* **Instructions for the task**: From the listing below, pull out the lines that hold "States".

(Chart and figure data)
****

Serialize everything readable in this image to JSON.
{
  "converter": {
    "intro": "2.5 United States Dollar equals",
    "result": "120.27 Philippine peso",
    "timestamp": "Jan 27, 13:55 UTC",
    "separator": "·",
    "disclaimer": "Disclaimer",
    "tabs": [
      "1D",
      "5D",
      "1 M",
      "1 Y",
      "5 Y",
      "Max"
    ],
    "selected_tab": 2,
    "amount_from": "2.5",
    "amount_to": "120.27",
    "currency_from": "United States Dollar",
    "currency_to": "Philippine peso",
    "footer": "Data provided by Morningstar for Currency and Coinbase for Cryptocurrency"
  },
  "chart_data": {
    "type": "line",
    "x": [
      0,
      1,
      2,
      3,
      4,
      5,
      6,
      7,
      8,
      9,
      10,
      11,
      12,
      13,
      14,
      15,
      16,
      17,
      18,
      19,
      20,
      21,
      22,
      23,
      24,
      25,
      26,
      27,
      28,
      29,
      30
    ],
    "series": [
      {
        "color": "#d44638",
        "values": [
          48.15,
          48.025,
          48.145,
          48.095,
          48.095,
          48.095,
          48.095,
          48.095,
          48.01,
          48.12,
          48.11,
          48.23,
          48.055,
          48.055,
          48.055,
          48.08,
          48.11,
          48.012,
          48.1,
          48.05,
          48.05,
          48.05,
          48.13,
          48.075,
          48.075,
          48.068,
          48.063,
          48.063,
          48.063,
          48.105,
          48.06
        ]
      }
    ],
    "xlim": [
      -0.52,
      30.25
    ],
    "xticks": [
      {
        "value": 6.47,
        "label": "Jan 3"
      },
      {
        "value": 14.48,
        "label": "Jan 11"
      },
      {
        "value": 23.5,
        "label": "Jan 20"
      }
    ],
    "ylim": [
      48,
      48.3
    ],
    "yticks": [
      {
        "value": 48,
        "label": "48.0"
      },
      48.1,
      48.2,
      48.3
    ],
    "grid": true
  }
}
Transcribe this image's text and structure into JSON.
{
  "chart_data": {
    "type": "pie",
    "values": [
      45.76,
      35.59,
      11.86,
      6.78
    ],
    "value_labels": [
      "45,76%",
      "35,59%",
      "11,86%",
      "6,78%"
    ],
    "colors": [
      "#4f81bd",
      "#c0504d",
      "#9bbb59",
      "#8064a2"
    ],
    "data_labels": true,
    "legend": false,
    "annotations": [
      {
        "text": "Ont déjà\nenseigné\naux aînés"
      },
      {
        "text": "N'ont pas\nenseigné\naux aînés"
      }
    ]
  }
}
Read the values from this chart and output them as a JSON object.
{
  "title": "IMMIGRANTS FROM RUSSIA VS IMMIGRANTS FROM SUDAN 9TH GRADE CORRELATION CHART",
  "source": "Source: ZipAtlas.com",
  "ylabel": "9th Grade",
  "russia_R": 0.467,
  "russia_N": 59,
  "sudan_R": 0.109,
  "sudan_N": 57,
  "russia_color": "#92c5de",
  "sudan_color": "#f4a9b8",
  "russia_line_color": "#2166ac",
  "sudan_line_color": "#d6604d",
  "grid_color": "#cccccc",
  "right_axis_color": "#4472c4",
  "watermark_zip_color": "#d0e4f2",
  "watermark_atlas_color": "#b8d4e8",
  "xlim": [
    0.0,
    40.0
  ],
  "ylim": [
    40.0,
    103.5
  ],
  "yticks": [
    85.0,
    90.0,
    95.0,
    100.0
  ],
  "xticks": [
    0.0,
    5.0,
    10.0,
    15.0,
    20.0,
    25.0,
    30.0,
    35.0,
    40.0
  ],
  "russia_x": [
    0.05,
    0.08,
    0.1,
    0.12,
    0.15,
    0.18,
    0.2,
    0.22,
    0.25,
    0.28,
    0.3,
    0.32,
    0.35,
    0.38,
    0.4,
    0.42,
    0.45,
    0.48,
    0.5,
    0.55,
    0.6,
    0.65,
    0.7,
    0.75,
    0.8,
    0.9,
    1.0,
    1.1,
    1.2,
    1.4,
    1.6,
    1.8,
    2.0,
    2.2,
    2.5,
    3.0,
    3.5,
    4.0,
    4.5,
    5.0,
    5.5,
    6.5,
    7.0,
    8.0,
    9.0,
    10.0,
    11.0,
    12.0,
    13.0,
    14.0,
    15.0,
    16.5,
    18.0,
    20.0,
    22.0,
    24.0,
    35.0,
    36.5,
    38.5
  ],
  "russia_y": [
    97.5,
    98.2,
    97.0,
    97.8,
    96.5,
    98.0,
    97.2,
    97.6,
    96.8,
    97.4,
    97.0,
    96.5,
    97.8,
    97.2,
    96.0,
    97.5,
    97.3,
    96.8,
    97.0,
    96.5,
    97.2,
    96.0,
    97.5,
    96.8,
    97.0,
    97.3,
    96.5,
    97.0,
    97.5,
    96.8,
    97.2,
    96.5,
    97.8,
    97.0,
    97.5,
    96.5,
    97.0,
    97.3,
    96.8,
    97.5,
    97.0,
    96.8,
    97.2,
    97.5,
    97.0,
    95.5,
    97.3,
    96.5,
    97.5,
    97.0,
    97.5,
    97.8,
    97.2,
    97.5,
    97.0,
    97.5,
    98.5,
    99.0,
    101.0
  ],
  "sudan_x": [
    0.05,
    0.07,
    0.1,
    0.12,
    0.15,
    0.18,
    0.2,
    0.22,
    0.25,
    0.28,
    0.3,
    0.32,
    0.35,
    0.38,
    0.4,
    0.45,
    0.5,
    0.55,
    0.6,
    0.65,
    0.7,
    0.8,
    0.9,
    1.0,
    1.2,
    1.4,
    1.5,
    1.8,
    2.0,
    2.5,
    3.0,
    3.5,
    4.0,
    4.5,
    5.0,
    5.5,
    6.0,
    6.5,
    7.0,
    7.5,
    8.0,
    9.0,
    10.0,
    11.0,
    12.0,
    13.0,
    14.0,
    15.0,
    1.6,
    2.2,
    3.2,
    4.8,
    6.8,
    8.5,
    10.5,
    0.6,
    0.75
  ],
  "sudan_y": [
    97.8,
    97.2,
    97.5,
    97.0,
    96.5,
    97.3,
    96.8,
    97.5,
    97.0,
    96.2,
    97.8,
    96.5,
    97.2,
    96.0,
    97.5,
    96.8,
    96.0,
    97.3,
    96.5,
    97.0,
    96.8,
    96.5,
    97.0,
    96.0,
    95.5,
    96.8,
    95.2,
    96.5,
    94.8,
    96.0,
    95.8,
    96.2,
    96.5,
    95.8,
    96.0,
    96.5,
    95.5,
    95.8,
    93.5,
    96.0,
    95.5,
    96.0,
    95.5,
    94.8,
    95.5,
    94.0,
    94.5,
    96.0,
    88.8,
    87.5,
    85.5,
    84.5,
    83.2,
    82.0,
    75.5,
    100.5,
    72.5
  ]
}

****

* **Solved exercise**:
    "intro": "2.5 United States Dollar equals",
    "currency_from": "United States Dollar",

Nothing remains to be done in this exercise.